EXERCISE DIRECTIONS: Every line that holds "this" should be shown.
+++
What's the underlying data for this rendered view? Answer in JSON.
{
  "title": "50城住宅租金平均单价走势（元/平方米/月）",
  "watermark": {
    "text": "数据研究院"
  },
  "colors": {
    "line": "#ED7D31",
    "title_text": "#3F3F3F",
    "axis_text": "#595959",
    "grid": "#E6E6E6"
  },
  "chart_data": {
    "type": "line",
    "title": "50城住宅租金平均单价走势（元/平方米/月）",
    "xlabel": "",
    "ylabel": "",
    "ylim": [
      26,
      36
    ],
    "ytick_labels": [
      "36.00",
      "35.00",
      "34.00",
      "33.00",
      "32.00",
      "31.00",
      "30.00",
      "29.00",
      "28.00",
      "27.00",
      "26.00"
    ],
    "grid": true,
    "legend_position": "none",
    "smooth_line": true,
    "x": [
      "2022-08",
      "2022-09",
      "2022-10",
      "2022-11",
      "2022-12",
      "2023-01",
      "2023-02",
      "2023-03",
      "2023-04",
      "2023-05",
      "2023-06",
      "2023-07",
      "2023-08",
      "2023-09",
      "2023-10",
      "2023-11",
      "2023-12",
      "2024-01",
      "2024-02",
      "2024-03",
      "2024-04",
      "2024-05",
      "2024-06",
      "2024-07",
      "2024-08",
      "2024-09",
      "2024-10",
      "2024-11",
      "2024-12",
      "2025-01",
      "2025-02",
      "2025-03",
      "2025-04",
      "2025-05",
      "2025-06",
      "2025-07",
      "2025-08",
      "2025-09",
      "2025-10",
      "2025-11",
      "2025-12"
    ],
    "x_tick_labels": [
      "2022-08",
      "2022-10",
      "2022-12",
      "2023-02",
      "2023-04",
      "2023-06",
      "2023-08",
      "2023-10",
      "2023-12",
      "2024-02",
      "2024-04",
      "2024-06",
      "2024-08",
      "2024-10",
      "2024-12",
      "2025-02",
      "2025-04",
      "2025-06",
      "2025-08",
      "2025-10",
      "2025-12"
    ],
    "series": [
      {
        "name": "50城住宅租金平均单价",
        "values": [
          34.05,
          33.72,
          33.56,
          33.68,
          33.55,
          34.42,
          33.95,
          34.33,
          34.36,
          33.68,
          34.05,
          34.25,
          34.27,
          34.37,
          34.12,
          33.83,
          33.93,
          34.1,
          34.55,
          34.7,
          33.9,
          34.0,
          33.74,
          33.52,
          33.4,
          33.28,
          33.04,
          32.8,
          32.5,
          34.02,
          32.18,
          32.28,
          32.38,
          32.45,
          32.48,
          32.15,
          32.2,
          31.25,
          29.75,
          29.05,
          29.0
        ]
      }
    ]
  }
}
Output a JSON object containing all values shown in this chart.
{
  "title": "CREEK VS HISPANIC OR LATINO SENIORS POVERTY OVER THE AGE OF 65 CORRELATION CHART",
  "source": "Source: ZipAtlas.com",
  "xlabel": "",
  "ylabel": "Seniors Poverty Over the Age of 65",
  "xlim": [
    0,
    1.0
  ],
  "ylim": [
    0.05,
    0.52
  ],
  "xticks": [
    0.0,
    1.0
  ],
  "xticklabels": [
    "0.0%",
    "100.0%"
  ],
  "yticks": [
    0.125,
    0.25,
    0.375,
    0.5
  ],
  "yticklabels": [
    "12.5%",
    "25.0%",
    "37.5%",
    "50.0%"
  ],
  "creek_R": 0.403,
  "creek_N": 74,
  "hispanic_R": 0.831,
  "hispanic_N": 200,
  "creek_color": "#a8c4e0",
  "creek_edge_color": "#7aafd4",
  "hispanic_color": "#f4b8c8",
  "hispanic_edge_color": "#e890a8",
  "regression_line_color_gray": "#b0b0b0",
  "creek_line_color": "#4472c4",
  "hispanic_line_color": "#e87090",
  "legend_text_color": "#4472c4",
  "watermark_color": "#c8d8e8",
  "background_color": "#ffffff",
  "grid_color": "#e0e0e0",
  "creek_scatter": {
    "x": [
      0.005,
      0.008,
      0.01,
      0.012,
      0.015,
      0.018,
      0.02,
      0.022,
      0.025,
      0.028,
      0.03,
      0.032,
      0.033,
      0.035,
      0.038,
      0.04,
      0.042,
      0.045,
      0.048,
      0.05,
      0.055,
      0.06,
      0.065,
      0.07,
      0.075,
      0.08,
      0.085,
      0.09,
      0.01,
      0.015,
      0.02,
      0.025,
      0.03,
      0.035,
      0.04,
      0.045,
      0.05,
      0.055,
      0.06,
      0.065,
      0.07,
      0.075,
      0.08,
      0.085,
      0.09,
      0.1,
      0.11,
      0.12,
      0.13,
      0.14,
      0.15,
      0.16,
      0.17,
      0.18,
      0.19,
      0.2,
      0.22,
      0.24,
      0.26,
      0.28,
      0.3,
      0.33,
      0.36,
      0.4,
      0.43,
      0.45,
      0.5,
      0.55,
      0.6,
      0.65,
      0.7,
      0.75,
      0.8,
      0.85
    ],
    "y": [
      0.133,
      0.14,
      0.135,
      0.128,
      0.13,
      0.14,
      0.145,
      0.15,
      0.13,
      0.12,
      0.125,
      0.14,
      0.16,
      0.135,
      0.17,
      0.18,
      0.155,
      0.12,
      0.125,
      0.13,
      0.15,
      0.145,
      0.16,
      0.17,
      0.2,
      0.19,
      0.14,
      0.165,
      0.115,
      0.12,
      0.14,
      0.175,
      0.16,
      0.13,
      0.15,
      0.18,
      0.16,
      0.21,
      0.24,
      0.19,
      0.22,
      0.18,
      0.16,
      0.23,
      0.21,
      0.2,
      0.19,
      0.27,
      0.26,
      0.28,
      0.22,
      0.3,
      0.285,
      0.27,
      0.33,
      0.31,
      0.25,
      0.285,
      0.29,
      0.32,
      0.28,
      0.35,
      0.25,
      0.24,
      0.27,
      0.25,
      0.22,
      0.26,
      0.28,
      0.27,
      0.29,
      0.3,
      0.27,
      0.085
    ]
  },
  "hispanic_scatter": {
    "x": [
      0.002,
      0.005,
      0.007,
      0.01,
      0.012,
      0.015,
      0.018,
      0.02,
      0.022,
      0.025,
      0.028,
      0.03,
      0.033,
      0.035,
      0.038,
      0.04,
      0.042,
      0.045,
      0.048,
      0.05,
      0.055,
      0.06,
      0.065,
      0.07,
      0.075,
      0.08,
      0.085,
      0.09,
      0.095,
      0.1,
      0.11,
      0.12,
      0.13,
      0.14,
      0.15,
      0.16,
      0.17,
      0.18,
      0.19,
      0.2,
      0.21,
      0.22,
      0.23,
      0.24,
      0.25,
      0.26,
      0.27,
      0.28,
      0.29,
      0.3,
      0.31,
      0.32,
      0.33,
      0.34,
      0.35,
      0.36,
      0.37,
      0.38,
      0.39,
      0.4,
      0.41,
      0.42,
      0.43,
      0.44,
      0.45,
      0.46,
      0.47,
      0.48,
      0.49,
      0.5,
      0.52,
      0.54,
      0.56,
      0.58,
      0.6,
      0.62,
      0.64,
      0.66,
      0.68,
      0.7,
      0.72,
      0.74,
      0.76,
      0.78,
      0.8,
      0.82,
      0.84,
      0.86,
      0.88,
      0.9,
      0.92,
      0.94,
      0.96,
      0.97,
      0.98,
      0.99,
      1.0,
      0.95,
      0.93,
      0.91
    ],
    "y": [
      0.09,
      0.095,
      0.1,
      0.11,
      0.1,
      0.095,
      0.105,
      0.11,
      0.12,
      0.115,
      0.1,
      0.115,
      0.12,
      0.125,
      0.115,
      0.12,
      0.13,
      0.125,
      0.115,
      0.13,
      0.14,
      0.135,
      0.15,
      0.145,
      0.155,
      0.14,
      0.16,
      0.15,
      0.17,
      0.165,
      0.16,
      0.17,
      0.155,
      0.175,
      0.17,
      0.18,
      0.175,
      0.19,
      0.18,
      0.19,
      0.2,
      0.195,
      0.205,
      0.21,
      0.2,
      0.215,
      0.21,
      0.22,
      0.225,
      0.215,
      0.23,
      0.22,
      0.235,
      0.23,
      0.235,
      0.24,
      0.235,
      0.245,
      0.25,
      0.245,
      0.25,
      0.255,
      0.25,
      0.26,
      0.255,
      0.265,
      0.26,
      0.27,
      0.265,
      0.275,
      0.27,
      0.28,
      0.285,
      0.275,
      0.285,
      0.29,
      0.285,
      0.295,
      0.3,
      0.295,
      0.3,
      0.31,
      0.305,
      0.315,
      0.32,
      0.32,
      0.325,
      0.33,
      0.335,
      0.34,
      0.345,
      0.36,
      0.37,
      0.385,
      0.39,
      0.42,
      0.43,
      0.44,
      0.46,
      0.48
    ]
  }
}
+++
EXERCISE RESULT:
What's the underlying data for this rendered view? Answer in JSON.
Output a JSON object containing all values shown in this chart.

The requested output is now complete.